Entries supplied:

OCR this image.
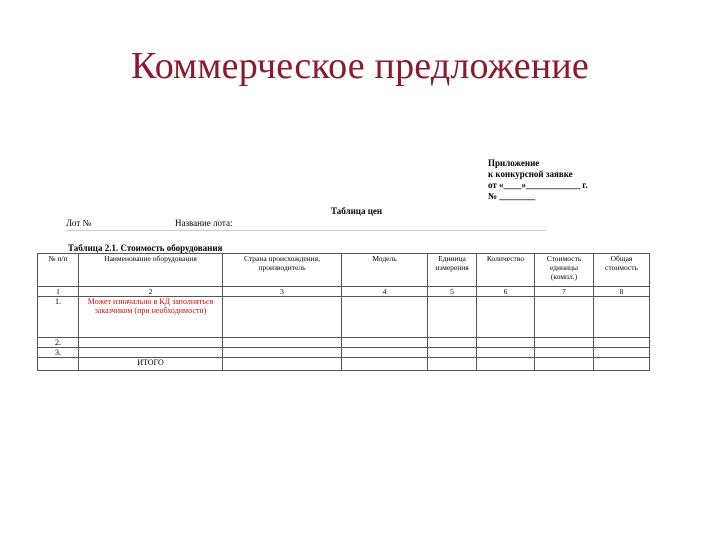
Коммерческое предложение
Приложение
к конкурсной заявке
от «____»____________ г.
№ ________
Таблица цен
Лот №	Название лота:
Таблица 2.1. Стоимость оборудования
№ п/п	Наименование оборудования	Страна происхождения, производитель	Модель	Единица измерения	Количество	Стоимость единицы (компл.)	Общая стоимость
1	2	3	4	5	6	7	8
1.	Может изначально в КД заполняться заказчиком (при необходимости)						
2.							
3.							
	ИТОГО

Stated task:
Pictures are to be left out; repeat all the remaining data exactly.

Finished answer:
OCR this image.
Коммерческое предложение
Приложение
к конкурсной заявке
от «____»____________ г.
№ ________
Таблица цен
Лот №	Название лота:
Таблица 2.1. Стоимость оборудования
№ п/п	Наименование оборудования	Страна происхождения, производитель	Модель	Единица измерения	Количество	Стоимость единицы (компл.)	Общая стоимость
1	2	3	4	5	6	7	8
1.	Может изначально в КД заполняться заказчиком (при необходимости)						
2.							
3.							
	ИТОГО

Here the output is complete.